SUPPLIED RECORDS:

• • • • •

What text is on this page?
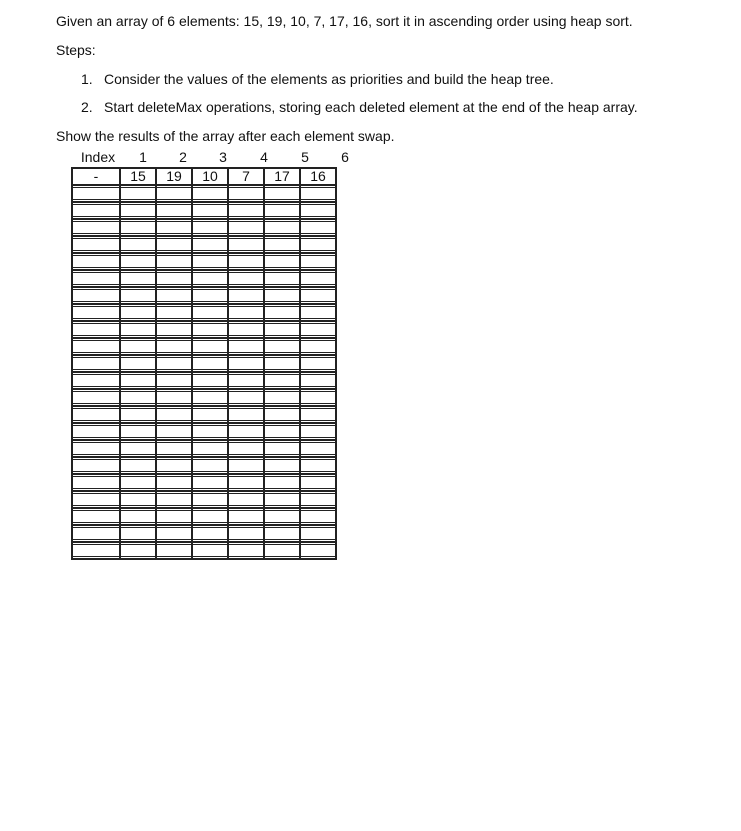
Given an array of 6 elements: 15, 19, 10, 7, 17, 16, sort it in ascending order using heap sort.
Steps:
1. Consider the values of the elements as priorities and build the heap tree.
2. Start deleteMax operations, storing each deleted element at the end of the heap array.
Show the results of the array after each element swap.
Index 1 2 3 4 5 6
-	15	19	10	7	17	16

• • • • •

Spot every line that holds "each" and copy it.

2. Start deleteMax operations, storing each deleted element at the end of the heap array.
Show the results of the array after each element swap.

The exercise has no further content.